What is expected ▸ Can you convert the records into a JSON list of strings, one string per line with blank lines omitted, beginning at the first line and stopping after the line that contains "curve-label: f(x) xyxy=(1006,1195,1045,1226)"?

Excerpted data ▸
---
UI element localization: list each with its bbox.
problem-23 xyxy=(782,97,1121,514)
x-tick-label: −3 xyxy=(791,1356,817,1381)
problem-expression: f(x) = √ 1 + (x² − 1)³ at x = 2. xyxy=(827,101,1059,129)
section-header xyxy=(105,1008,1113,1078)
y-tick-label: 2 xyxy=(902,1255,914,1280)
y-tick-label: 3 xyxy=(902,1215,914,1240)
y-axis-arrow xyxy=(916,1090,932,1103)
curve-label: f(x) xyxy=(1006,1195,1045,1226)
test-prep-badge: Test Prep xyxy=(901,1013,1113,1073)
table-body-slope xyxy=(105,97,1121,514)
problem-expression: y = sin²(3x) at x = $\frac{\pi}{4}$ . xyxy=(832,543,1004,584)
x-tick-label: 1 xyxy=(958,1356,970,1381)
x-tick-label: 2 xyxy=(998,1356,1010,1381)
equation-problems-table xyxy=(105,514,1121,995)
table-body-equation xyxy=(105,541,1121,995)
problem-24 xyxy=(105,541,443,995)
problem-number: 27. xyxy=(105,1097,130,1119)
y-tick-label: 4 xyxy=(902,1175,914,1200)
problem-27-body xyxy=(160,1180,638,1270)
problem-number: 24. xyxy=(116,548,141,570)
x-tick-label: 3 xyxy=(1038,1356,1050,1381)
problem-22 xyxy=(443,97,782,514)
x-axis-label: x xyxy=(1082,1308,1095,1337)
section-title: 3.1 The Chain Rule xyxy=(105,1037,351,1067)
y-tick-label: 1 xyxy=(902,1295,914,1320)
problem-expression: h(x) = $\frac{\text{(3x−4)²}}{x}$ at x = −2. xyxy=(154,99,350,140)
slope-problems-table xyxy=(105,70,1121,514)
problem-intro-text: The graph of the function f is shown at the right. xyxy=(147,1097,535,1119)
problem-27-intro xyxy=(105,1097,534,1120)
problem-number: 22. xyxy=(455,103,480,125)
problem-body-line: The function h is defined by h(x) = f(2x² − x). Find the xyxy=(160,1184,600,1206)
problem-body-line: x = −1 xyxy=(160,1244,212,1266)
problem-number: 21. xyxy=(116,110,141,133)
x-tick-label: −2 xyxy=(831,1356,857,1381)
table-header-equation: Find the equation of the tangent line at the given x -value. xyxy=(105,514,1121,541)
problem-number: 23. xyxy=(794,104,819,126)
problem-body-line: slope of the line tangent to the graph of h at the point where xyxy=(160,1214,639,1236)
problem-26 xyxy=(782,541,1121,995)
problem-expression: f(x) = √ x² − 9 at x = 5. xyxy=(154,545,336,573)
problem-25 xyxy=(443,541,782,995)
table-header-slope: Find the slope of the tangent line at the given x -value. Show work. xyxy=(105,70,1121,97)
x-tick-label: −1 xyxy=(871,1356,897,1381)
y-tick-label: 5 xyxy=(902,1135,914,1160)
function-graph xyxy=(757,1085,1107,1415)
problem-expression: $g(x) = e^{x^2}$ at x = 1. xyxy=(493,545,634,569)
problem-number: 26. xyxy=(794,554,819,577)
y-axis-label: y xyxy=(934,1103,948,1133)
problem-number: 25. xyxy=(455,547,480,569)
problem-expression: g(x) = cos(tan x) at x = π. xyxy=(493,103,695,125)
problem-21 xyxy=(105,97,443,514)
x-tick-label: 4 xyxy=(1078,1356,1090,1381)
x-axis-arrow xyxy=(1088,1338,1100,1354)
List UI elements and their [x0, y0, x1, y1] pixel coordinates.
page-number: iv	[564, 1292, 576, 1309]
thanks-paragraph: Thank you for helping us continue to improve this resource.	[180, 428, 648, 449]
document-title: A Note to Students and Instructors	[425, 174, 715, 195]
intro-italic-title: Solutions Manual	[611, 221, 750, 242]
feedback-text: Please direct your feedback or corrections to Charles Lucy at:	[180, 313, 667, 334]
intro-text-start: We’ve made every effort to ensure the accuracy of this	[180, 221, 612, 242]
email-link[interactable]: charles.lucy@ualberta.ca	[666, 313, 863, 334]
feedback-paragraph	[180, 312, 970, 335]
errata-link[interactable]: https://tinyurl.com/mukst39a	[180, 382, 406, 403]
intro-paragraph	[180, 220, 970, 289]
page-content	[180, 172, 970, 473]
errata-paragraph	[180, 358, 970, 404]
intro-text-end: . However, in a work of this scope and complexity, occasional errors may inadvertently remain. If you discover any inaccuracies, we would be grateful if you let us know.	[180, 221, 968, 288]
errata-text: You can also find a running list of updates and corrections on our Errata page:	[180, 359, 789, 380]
---
Solution for this task ▸
[
  "UI element localization: list each with its bbox.",
  "problem-23 xyxy=(782,97,1121,514)",
  "x-tick-label: −3 xyxy=(791,1356,817,1381)",
  "problem-expression: f(x) = √ 1 + (x² − 1)³ at x = 2. xyxy=(827,101,1059,129)",
  "section-header xyxy=(105,1008,1113,1078)",
  "y-tick-label: 2 xyxy=(902,1255,914,1280)",
  "y-tick-label: 3 xyxy=(902,1215,914,1240)",
  "y-axis-arrow xyxy=(916,1090,932,1103)",
  "curve-label: f(x) xyxy=(1006,1195,1045,1226)"
]